**Excerpts from a figure dataset:**
────────────────────
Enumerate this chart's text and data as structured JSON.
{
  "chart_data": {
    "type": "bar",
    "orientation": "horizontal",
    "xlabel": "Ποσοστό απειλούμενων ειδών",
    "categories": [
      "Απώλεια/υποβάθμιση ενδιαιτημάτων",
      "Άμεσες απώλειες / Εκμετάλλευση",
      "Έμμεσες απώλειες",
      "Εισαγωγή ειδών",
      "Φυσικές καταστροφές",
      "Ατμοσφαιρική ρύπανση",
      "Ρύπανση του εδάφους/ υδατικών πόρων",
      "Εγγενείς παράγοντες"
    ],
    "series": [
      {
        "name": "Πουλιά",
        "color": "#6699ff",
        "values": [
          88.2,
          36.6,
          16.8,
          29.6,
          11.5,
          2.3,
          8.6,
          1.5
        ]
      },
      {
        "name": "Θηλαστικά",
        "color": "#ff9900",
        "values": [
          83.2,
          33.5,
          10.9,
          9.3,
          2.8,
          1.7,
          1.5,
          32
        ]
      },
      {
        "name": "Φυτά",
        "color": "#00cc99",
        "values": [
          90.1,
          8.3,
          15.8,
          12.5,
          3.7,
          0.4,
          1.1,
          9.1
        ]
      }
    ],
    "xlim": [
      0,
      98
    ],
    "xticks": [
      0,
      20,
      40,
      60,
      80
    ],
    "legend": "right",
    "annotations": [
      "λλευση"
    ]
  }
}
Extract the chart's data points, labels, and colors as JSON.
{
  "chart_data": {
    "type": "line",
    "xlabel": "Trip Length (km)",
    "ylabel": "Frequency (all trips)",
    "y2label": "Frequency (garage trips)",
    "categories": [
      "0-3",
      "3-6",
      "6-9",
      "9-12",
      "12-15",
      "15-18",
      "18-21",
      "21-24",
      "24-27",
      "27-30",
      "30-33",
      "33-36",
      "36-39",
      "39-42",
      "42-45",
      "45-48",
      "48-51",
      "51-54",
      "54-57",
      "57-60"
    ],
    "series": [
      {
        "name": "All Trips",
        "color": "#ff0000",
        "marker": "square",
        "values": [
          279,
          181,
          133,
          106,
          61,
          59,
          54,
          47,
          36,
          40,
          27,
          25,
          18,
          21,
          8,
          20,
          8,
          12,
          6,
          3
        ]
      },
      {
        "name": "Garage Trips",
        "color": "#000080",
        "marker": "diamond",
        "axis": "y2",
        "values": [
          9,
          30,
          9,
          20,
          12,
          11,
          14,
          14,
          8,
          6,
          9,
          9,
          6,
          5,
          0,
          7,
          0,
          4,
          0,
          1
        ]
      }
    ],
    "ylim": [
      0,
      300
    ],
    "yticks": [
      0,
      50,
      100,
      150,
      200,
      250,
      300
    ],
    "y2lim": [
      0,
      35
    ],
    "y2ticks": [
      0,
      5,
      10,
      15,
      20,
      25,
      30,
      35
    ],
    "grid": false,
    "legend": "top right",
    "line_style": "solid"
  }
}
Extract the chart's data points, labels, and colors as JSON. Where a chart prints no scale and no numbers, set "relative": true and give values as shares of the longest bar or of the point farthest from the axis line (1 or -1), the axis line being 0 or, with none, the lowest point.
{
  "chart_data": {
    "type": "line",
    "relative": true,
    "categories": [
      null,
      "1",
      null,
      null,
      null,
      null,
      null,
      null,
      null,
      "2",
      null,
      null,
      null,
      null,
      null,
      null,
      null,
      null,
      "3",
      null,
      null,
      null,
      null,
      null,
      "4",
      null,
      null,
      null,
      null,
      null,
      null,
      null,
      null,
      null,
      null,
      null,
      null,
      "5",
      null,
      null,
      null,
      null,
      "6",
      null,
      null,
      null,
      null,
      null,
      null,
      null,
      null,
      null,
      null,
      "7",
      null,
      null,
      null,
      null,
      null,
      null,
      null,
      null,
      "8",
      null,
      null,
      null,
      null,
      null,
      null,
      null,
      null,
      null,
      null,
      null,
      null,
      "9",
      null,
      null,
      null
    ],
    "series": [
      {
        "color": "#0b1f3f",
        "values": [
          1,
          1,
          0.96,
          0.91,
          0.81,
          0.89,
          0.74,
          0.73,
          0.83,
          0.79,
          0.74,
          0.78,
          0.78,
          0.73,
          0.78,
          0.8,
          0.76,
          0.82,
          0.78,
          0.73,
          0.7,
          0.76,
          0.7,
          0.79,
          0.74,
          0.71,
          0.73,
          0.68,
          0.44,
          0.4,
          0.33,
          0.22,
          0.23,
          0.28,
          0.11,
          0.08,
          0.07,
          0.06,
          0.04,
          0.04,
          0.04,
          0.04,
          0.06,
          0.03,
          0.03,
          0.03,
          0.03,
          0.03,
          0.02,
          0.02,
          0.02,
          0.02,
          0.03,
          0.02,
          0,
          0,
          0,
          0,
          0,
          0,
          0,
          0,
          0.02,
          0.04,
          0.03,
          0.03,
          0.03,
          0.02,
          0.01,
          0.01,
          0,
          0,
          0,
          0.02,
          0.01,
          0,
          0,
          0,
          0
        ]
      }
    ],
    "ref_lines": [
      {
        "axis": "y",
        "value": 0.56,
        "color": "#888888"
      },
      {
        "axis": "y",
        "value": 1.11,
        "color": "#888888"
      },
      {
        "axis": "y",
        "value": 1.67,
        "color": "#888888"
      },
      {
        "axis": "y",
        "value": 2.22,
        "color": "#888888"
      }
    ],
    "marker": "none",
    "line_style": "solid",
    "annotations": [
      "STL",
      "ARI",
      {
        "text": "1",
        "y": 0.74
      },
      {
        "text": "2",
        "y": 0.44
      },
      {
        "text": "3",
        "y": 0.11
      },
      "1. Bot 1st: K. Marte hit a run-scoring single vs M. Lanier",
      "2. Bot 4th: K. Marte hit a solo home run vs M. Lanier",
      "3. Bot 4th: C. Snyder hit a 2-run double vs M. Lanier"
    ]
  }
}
────────────────────
**TASK BRIEF:**
Repeat each of the entries above precisely as given.

**THE COMPLETED TASK:**
Enumerate this chart's text and data as structured JSON.
{
  "chart_data": {
    "type": "bar",
    "orientation": "horizontal",
    "xlabel": "Ποσοστό απειλούμενων ειδών",
    "categories": [
      "Απώλεια/υποβάθμιση ενδιαιτημάτων",
      "Άμεσες απώλειες / Εκμετάλλευση",
      "Έμμεσες απώλειες",
      "Εισαγωγή ειδών",
      "Φυσικές καταστροφές",
      "Ατμοσφαιρική ρύπανση",
      "Ρύπανση του εδάφους/ υδατικών πόρων",
      "Εγγενείς παράγοντες"
    ],
    "series": [
      {
        "name": "Πουλιά",
        "color": "#6699ff",
        "values": [
          88.2,
          36.6,
          16.8,
          29.6,
          11.5,
          2.3,
          8.6,
          1.5
        ]
      },
      {
        "name": "Θηλαστικά",
        "color": "#ff9900",
        "values": [
          83.2,
          33.5,
          10.9,
          9.3,
          2.8,
          1.7,
          1.5,
          32
        ]
      },
      {
        "name": "Φυτά",
        "color": "#00cc99",
        "values": [
          90.1,
          8.3,
          15.8,
          12.5,
          3.7,
          0.4,
          1.1,
          9.1
        ]
      }
    ],
    "xlim": [
      0,
      98
    ],
    "xticks": [
      0,
      20,
      40,
      60,
      80
    ],
    "legend": "right",
    "annotations": [
      "λλευση"
    ]
  }
}
Extract the chart's data points, labels, and colors as JSON.
{
  "chart_data": {
    "type": "line",
    "xlabel": "Trip Length (km)",
    "ylabel": "Frequency (all trips)",
    "y2label": "Frequency (garage trips)",
    "categories": [
      "0-3",
      "3-6",
      "6-9",
      "9-12",
      "12-15",
      "15-18",
      "18-21",
      "21-24",
      "24-27",
      "27-30",
      "30-33",
      "33-36",
      "36-39",
      "39-42",
      "42-45",
      "45-48",
      "48-51",
      "51-54",
      "54-57",
      "57-60"
    ],
    "series": [
      {
        "name": "All Trips",
        "color": "#ff0000",
        "marker": "square",
        "values": [
          279,
          181,
          133,
          106,
          61,
          59,
          54,
          47,
          36,
          40,
          27,
          25,
          18,
          21,
          8,
          20,
          8,
          12,
          6,
          3
        ]
      },
      {
        "name": "Garage Trips",
        "color": "#000080",
        "marker": "diamond",
        "axis": "y2",
        "values": [
          9,
          30,
          9,
          20,
          12,
          11,
          14,
          14,
          8,
          6,
          9,
          9,
          6,
          5,
          0,
          7,
          0,
          4,
          0,
          1
        ]
      }
    ],
    "ylim": [
      0,
      300
    ],
    "yticks": [
      0,
      50,
      100,
      150,
      200,
      250,
      300
    ],
    "y2lim": [
      0,
      35
    ],
    "y2ticks": [
      0,
      5,
      10,
      15,
      20,
      25,
      30,
      35
    ],
    "grid": false,
    "legend": "top right",
    "line_style": "solid"
  }
}
Extract the chart's data points, labels, and colors as JSON. Where a chart prints no scale and no numbers, set "relative": true and give values as shares of the longest bar or of the point farthest from the axis line (1 or -1), the axis line being 0 or, with none, the lowest point.
{
  "chart_data": {
    "type": "line",
    "relative": true,
    "categories": [
      null,
      "1",
      null,
      null,
      null,
      null,
      null,
      null,
      null,
      "2",
      null,
      null,
      null,
      null,
      null,
      null,
      null,
      null,
      "3",
      null,
      null,
      null,
      null,
      null,
      "4",
      null,
      null,
      null,
      null,
      null,
      null,
      null,
      null,
      null,
      null,
      null,
      null,
      "5",
      null,
      null,
      null,
      null,
      "6",
      null,
      null,
      null,
      null,
      null,
      null,
      null,
      null,
      null,
      null,
      "7",
      null,
      null,
      null,
      null,
      null,
      null,
      null,
      null,
      "8",
      null,
      null,
      null,
      null,
      null,
      null,
      null,
      null,
      null,
      null,
      null,
      null,
      "9",
      null,
      null,
      null
    ],
    "series": [
      {
        "color": "#0b1f3f",
        "values": [
          1,
          1,
          0.96,
          0.91,
          0.81,
          0.89,
          0.74,
          0.73,
          0.83,
          0.79,
          0.74,
          0.78,
          0.78,
          0.73,
          0.78,
          0.8,
          0.76,
          0.82,
          0.78,
          0.73,
          0.7,
          0.76,
          0.7,
          0.79,
          0.74,
          0.71,
          0.73,
          0.68,
          0.44,
          0.4,
          0.33,
          0.22,
          0.23,
          0.28,
          0.11,
          0.08,
          0.07,
          0.06,
          0.04,
          0.04,
          0.04,
          0.04,
          0.06,
          0.03,
          0.03,
          0.03,
          0.03,
          0.03,
          0.02,
          0.02,
          0.02,
          0.02,
          0.03,
          0.02,
          0,
          0,
          0,
          0,
          0,
          0,
          0,
          0,
          0.02,
          0.04,
          0.03,
          0.03,
          0.03,
          0.02,
          0.01,
          0.01,
          0,
          0,
          0,
          0.02,
          0.01,
          0,
          0,
          0,
          0
        ]
      }
    ],
    "ref_lines": [
      {
        "axis": "y",
        "value": 0.56,
        "color": "#888888"
      },
      {
        "axis": "y",
        "value": 1.11,
        "color": "#888888"
      },
      {
        "axis": "y",
        "value": 1.67,
        "color": "#888888"
      },
      {
        "axis": "y",
        "value": 2.22,
        "color": "#888888"
      }
    ],
    "marker": "none",
    "line_style": "solid",
    "annotations": [
      "STL",
      "ARI",
      {
        "text": "1",
        "y": 0.74
      },
      {
        "text": "2",
        "y": 0.44
      },
      {
        "text": "3",
        "y": 0.11
      },
      "1. Bot 1st: K. Marte hit a run-scoring single vs M. Lanier",
      "2. Bot 4th: K. Marte hit a solo home run vs M. Lanier",
      "3. Bot 4th: C. Snyder hit a 2-run double vs M. Lanier"
    ]
  }
}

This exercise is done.